-- begin --
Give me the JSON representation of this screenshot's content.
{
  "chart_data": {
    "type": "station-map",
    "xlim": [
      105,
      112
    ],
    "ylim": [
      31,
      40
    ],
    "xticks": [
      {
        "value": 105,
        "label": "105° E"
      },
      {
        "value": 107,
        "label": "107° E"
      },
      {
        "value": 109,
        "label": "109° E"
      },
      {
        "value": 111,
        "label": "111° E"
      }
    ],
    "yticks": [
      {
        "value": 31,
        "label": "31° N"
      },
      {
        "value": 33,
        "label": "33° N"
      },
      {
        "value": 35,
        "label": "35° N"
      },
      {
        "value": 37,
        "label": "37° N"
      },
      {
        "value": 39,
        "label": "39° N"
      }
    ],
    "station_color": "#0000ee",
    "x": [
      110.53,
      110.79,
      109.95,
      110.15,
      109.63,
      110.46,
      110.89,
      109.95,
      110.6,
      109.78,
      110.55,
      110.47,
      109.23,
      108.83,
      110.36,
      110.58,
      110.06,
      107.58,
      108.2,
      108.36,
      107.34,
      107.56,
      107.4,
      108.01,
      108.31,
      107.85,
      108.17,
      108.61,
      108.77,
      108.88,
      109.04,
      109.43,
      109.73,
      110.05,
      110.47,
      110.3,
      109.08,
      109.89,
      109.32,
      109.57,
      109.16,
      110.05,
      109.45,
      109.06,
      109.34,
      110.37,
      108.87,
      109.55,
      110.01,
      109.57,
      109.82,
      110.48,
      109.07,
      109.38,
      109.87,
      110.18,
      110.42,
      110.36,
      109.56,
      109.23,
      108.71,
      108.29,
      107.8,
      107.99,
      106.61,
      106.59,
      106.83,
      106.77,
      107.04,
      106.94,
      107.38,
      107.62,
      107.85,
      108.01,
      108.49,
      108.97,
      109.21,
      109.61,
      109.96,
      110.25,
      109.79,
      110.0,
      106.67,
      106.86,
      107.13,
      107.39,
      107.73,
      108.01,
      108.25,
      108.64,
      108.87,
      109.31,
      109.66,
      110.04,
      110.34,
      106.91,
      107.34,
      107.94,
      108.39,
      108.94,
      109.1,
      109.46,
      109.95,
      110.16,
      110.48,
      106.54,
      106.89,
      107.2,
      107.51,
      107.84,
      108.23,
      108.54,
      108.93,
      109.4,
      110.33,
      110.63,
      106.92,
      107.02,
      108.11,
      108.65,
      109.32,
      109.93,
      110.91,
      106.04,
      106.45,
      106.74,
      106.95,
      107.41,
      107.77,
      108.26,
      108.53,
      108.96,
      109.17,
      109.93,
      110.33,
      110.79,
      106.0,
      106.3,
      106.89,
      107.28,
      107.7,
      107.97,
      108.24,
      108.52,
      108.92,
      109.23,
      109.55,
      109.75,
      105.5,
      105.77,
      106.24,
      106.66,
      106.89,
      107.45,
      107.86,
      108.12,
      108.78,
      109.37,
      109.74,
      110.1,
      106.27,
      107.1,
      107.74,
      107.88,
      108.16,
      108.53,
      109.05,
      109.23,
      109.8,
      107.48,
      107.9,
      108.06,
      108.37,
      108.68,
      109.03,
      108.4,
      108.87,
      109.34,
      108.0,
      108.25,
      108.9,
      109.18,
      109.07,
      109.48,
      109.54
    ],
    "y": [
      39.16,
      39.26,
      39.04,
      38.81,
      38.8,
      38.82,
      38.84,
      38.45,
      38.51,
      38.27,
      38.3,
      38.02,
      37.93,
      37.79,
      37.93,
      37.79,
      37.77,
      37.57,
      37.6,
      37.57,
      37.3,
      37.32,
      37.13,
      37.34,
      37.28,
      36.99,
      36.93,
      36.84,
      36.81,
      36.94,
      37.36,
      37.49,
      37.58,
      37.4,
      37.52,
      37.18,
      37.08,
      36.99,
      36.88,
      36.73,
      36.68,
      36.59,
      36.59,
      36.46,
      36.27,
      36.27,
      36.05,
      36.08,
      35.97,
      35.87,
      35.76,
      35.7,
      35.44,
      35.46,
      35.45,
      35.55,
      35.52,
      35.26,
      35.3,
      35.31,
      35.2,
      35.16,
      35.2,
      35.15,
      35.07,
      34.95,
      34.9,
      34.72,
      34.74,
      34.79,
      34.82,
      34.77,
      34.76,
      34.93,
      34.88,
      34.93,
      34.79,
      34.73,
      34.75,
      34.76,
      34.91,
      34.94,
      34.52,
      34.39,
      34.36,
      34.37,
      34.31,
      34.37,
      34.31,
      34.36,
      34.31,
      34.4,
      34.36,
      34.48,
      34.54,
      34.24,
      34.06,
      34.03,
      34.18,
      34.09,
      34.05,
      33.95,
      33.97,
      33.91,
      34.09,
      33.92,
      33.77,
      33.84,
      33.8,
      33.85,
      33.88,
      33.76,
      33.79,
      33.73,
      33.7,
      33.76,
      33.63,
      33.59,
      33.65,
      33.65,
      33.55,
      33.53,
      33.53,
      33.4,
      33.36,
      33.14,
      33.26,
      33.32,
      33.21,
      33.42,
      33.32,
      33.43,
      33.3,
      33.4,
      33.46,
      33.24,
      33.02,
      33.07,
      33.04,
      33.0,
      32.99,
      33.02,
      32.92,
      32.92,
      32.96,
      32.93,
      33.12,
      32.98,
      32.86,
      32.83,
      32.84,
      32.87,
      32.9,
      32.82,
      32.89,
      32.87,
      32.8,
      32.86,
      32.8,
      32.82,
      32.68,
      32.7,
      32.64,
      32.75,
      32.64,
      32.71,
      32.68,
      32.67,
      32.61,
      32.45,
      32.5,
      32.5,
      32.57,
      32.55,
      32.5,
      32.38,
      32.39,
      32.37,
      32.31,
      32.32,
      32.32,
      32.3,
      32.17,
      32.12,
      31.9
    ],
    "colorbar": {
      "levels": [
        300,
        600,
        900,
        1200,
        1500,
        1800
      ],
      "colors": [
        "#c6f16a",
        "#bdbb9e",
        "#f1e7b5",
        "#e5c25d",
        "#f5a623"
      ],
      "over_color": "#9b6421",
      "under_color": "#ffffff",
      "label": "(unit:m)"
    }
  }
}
-- end --
Leave out every line without the string "value" and copy the rest.

        "value": 105,
        "value": 107,
        "value": 109,
        "value": 111,
        "value": 31,
        "value": 33,
        "value": 35,
        "value": 37,
        "value": 39,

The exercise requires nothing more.